Dataset items

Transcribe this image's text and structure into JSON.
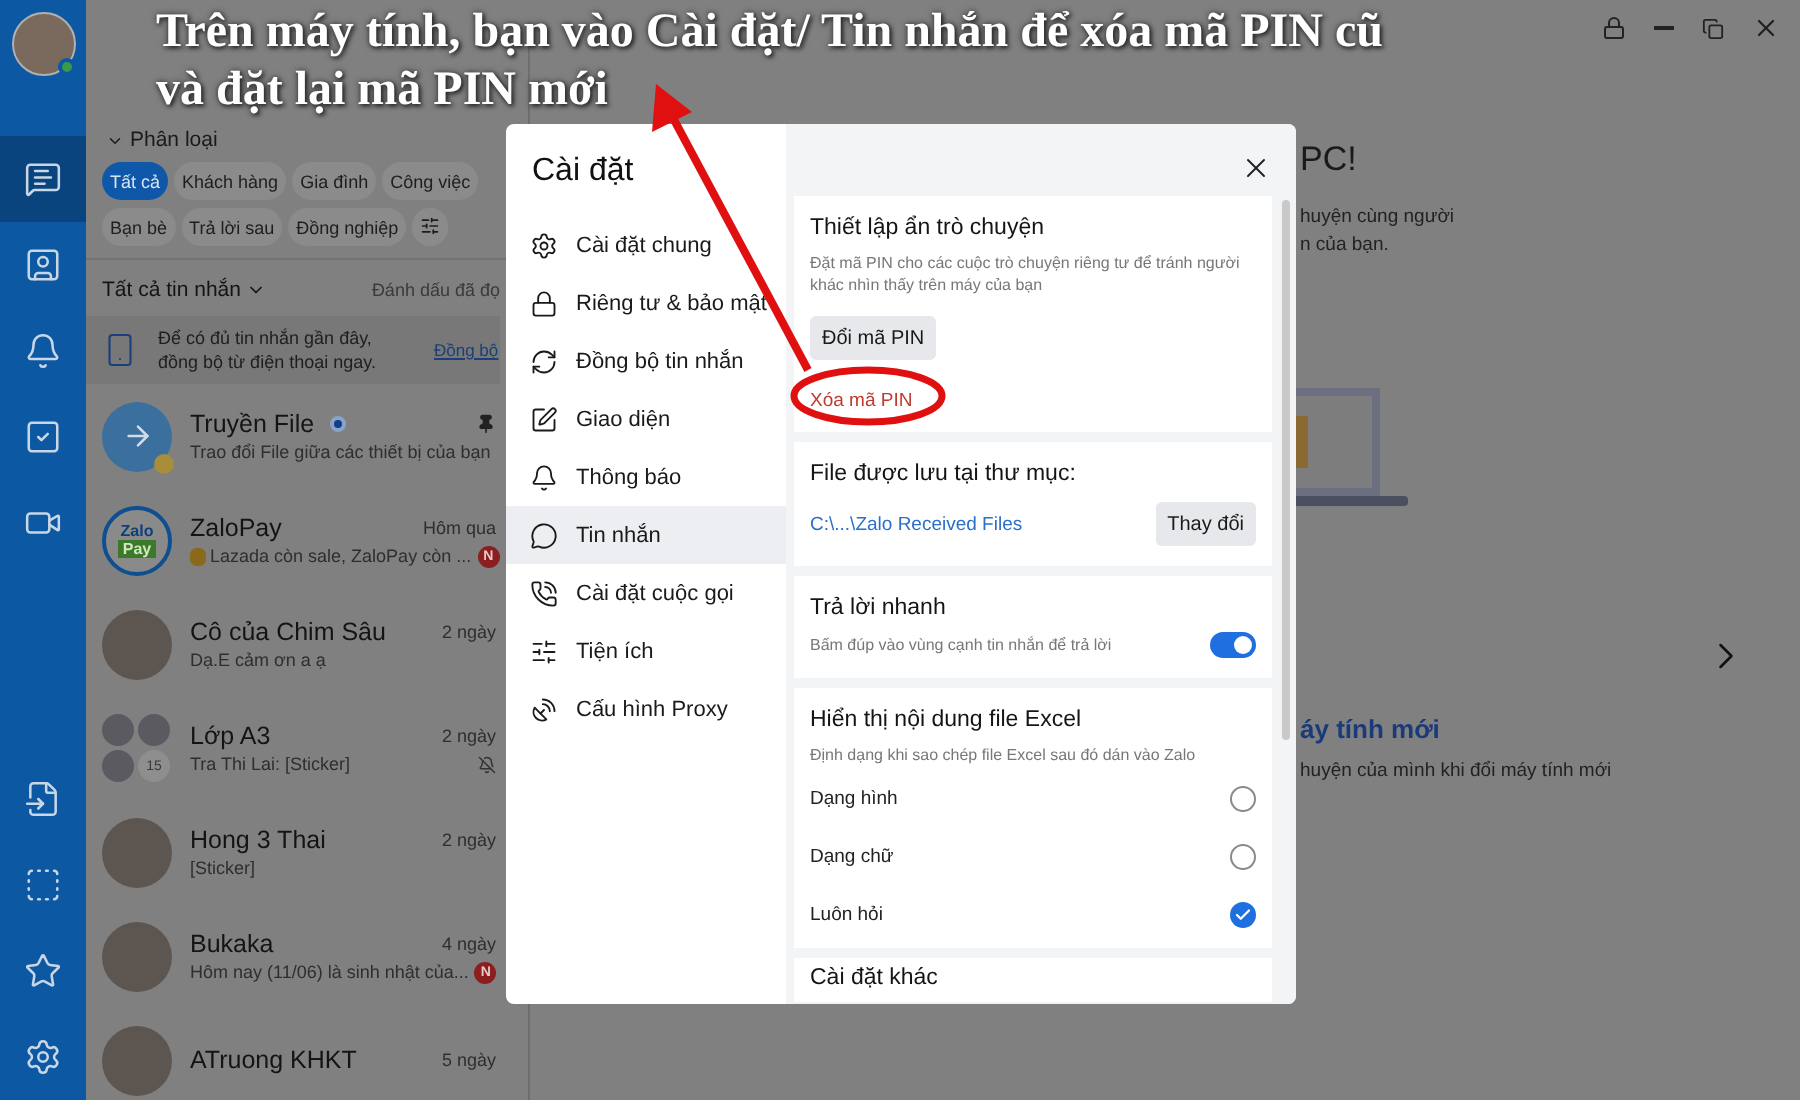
{
  "annotation": {
    "caption_lines": [
      "Trên máy tính, bạn vào Cài đặt/ Tin nhắn để xóa mã PIN cũ",
      "và đặt lại mã PIN mới"
    ]
  },
  "rail": {
    "top": [
      {
        "kind": "chat",
        "selected": true
      },
      {
        "kind": "contacts",
        "selected": false
      },
      {
        "kind": "bell",
        "selected": false
      },
      {
        "kind": "todo",
        "selected": false
      },
      {
        "kind": "video",
        "selected": false
      }
    ],
    "bottom": [
      {
        "kind": "file",
        "selected": false
      },
      {
        "kind": "capture",
        "selected": false
      },
      {
        "kind": "star",
        "selected": false
      },
      {
        "kind": "settings",
        "selected": false
      }
    ]
  },
  "chat_list": {
    "category_label": "Phân loại",
    "chips": [
      {
        "label": "Tất cả",
        "selected": true
      },
      {
        "label": "Khách hàng",
        "selected": false
      },
      {
        "label": "Gia đình",
        "selected": false
      },
      {
        "label": "Công việc",
        "selected": false
      },
      {
        "label": "Bạn bè",
        "selected": false
      },
      {
        "label": "Trả lời sau",
        "selected": false
      },
      {
        "label": "Đồng nghiệp",
        "selected": false
      }
    ],
    "filter": "Tất cả tin nhắn",
    "mark_read": "Đánh dấu đã đọ",
    "sync_banner": {
      "text": "Để có đủ tin nhắn gần đây, đồng bộ từ điện thoại ngay.",
      "link": "Đồng bộ"
    },
    "chats": [
      {
        "name": "Truyền File",
        "preview": "Trao đổi File giữa các thiết bị của bạn",
        "kind": "file",
        "pinned": true,
        "unread_dot": true
      },
      {
        "name": "ZaloPay",
        "preview": "Lazada còn sale, ZaloPay còn ...",
        "time": "Hôm qua",
        "kind": "logo",
        "avatar_text": [
          "Zalo",
          "Pay"
        ],
        "preview_icon": true,
        "badge": "N"
      },
      {
        "name": "Cô của Chim Sâu",
        "preview": "Dạ.E cảm ơn a ạ",
        "time": "2 ngày",
        "kind": "photo"
      },
      {
        "name": "Lớp A3",
        "preview": "Tra Thi Lai: [Sticker]",
        "time": "2 ngày",
        "kind": "group",
        "member_count": "15",
        "muted": true
      },
      {
        "name": "Hong 3 Thai",
        "preview": "[Sticker]",
        "time": "2 ngày",
        "kind": "photo"
      },
      {
        "name": "Bukaka",
        "preview": "Hôm nay (11/06) là sinh nhật của...",
        "time": "4 ngày",
        "kind": "photo",
        "badge": "N"
      },
      {
        "name": "ATruong KHKT",
        "time": "5 ngày",
        "kind": "photo"
      }
    ]
  },
  "welcome": {
    "title": "PC!",
    "lines": [
      "huyện cùng người",
      "n của bạn."
    ],
    "feature_title": "áy tính mới",
    "feature_text": "huyện của mình khi đổi máy tính mới"
  },
  "settings": {
    "title": "Cài đặt",
    "menu": [
      {
        "label": "Cài đặt chung",
        "kind": "general",
        "selected": false
      },
      {
        "label": "Riêng tư & bảo mật",
        "kind": "privacy",
        "selected": false
      },
      {
        "label": "Đồng bộ tin nhắn",
        "kind": "sync",
        "selected": false
      },
      {
        "label": "Giao diện",
        "kind": "appearance",
        "selected": false
      },
      {
        "label": "Thông báo",
        "kind": "notify",
        "selected": false
      },
      {
        "label": "Tin nhắn",
        "kind": "messages",
        "selected": true
      },
      {
        "label": "Cài đặt cuộc gọi",
        "kind": "calls",
        "selected": false
      },
      {
        "label": "Tiện ích",
        "kind": "utilities",
        "selected": false
      },
      {
        "label": "Cấu hình Proxy",
        "kind": "proxy",
        "selected": false
      }
    ],
    "hidden_chats": {
      "title": "Thiết lập ẩn trò chuyện",
      "description": "Đặt mã PIN cho các cuộc trò chuyện riêng tư để tránh người khác nhìn thấy trên máy của bạn",
      "change_button": "Đổi mã PIN",
      "remove_link": "Xóa mã PIN"
    },
    "save_folder": {
      "title": "File được lưu tại thư mục:",
      "path": "C:\\...\\Zalo Received Files",
      "button": "Thay đổi"
    },
    "quick_reply": {
      "title": "Trả lời nhanh",
      "description": "Bấm đúp vào vùng cạnh tin nhắn để trả lời",
      "on": true
    },
    "excel": {
      "title": "Hiển thị nội dung file Excel",
      "description": "Định dạng khi sao chép file Excel sau đó dán vào Zalo",
      "options": [
        {
          "label": "Dạng hình",
          "selected": false
        },
        {
          "label": "Dạng chữ",
          "selected": false
        },
        {
          "label": "Luôn hỏi",
          "selected": true
        }
      ]
    },
    "other_title": "Cài đặt khác"
  }
}
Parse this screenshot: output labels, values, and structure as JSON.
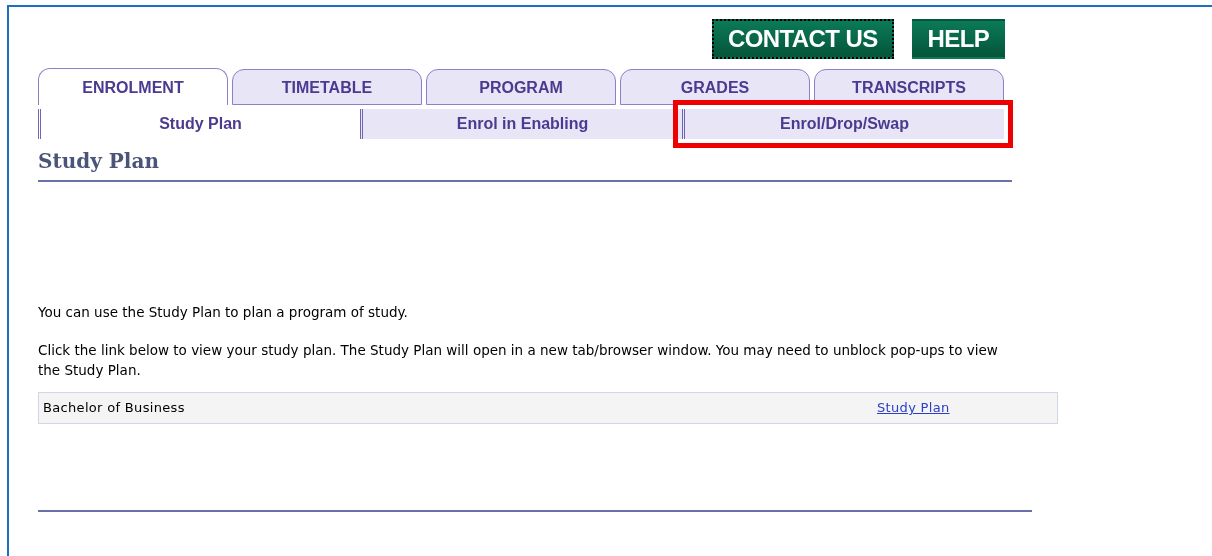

YOUR INSTRUCTIONS
Extract all lines from the data in which "ZaloPay" is found.

TASK RESPONSE
        "name": "ZaloPay",
        "preview": "Lazada còn sale, ZaloPay còn ...",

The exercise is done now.